Begin SOURCE DATA
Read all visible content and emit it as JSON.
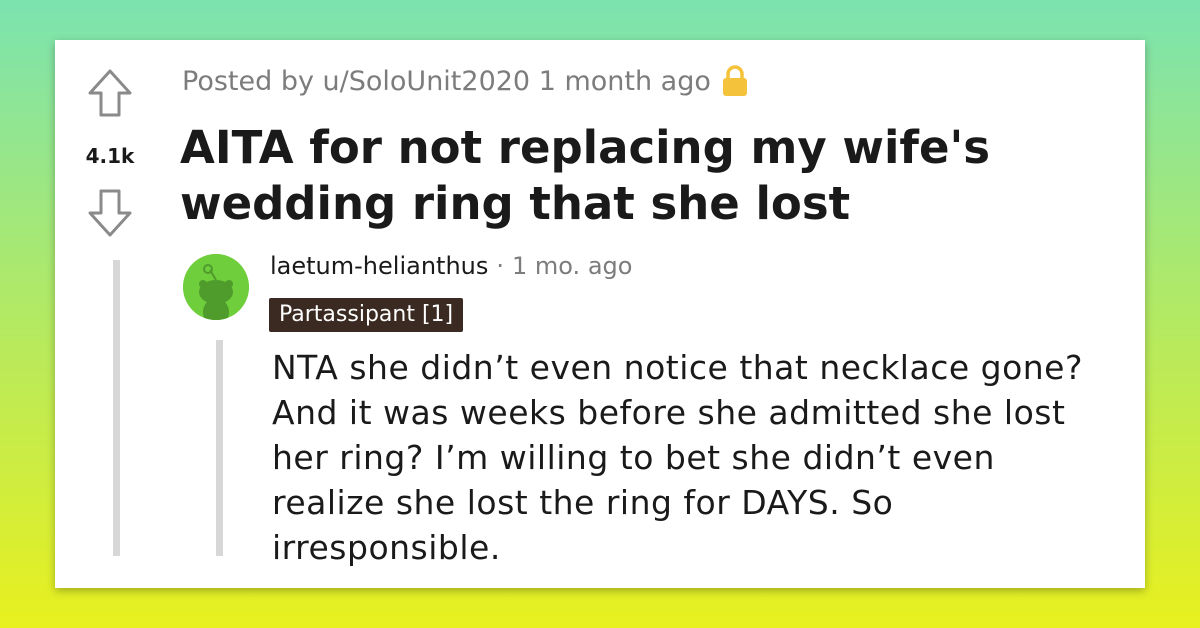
{
  "post": {
    "posted_by_prefix": "Posted by",
    "username": "u/SoloUnit2020",
    "time_ago": "1 month ago",
    "score": "4.1k",
    "title": "AITA for not replacing my wife's wedding ring that she lost",
    "lock_icon": "lock-icon",
    "upvote_icon": "upvote-arrow-icon",
    "downvote_icon": "downvote-arrow-icon"
  },
  "comment": {
    "author": "laetum-helianthus",
    "separator": "·",
    "time_ago": "1 mo. ago",
    "flair": "Partassipant [1]",
    "avatar_icon": "snoo-avatar-icon",
    "body": "NTA she didn’t even notice that necklace gone? And it was weeks before she admitted she lost her ring? I’m willing to bet she didn’t even realize she lost the ring for DAYS. So irresponsible."
  },
  "colors": {
    "background_top": "#7be3b0",
    "background_bottom": "#e8f01e",
    "card": "#ffffff",
    "flair_bg": "#3b2a22",
    "lock": "#f5c33b",
    "avatar_bg": "#6fce3c",
    "meta_text": "#7c7c7c",
    "title_text": "#1a1a1b"
  }
}
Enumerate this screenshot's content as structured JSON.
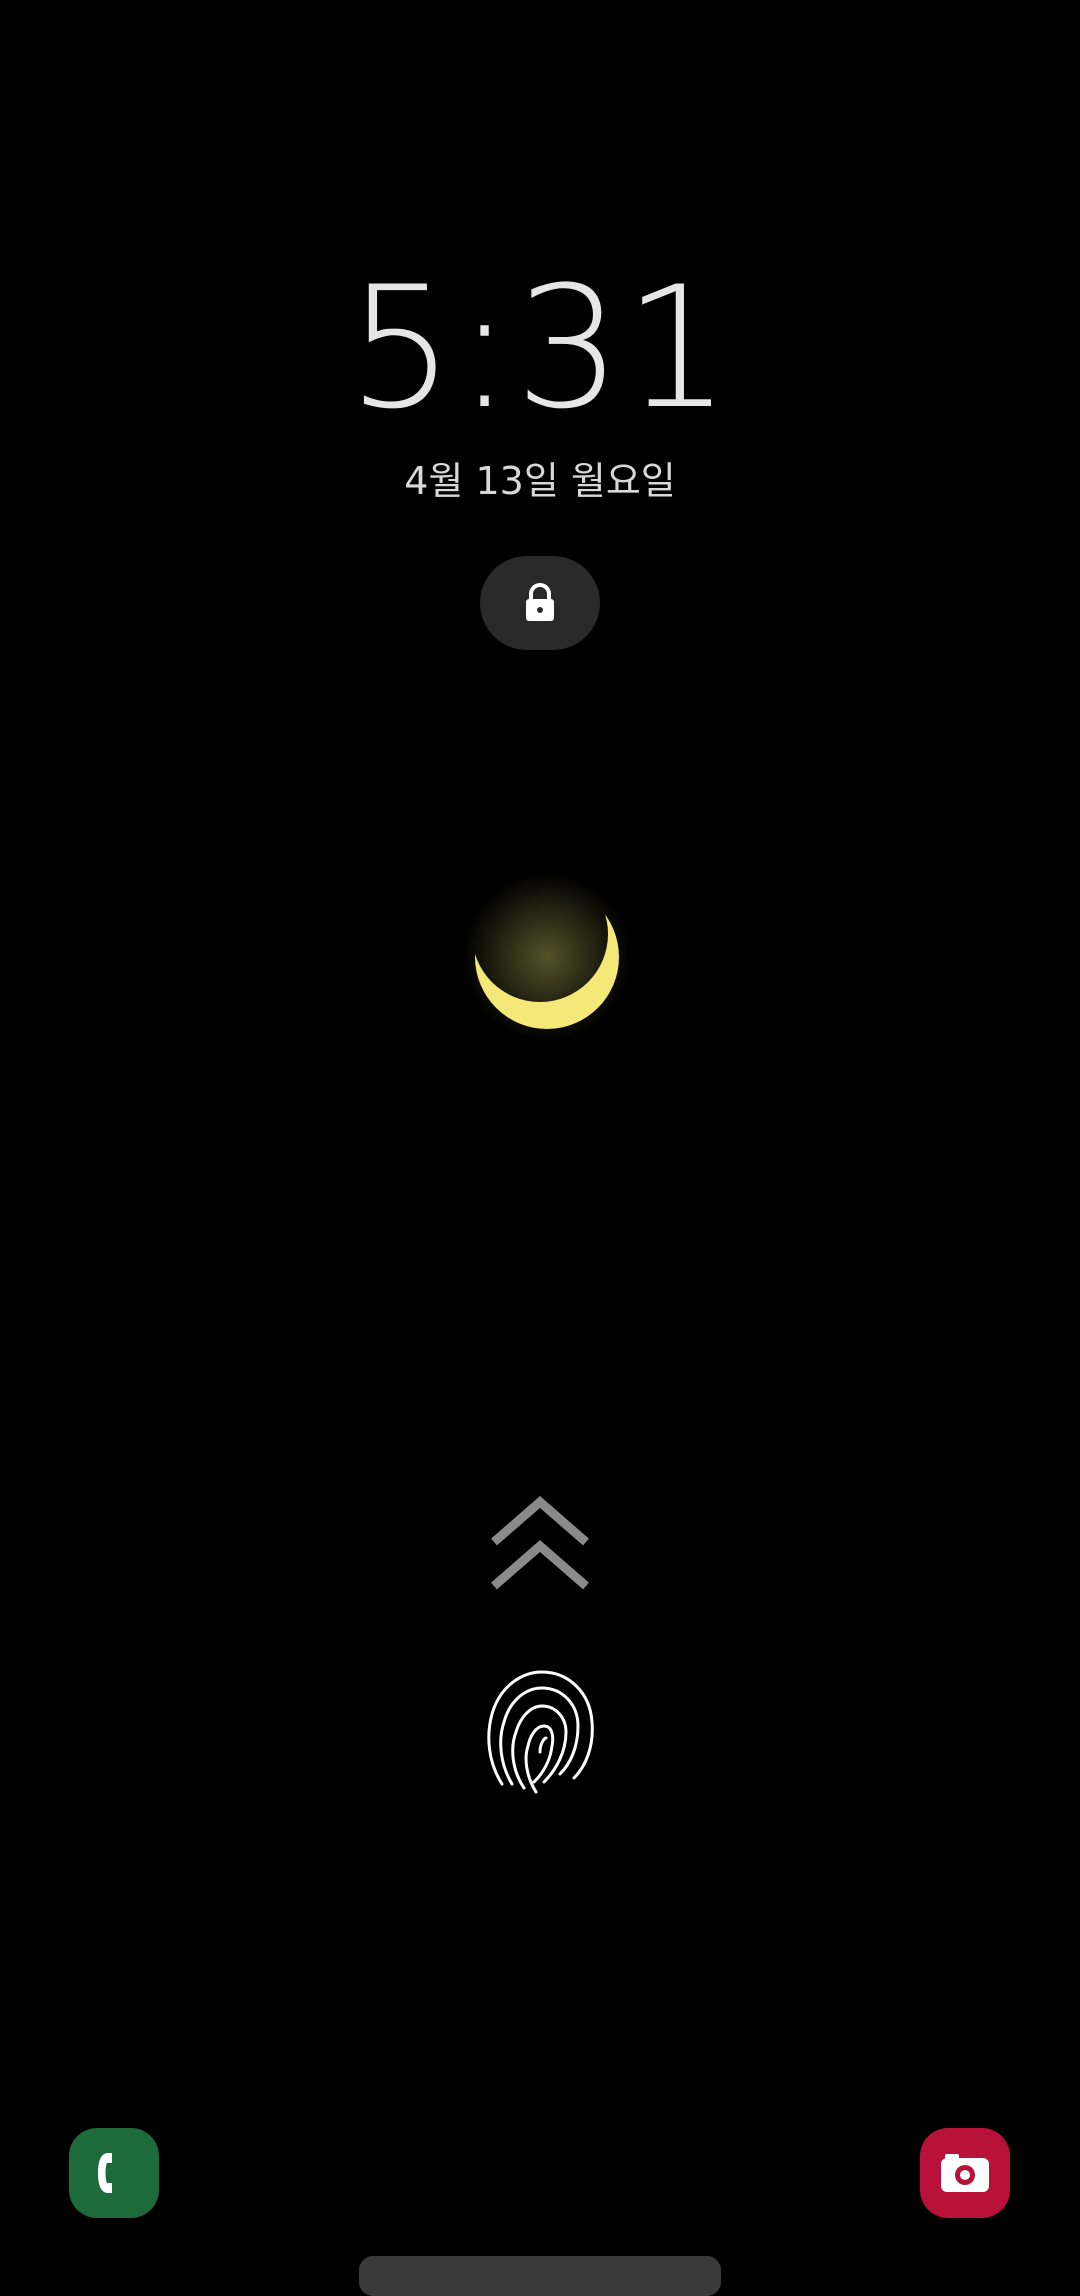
{
  "lockscreen": {
    "time": "5:31",
    "date": "4월 13일 월요일"
  },
  "icons": {
    "lock": "lock-icon",
    "wallpaper": "crescent-moon",
    "swipe": "double-chevron-up-icon",
    "fingerprint": "fingerprint-icon",
    "phone": "phone-icon",
    "camera": "camera-icon"
  },
  "colors": {
    "background": "#000000",
    "moon": "#f4e878",
    "phone_shortcut": "#1d6b3a",
    "camera_shortcut": "#b8123a"
  }
}
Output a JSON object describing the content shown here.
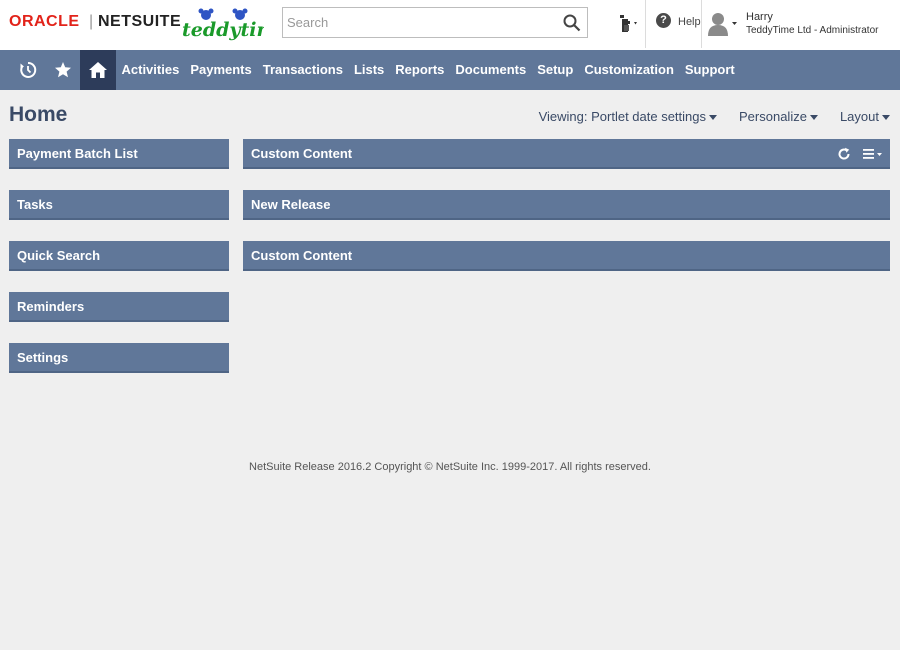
End SOURCE DATA
SHORT EXERCISE
How many lines in the records above contain the word "arrow"? Reply with the number and nothing more.

COMPLETED TASK
2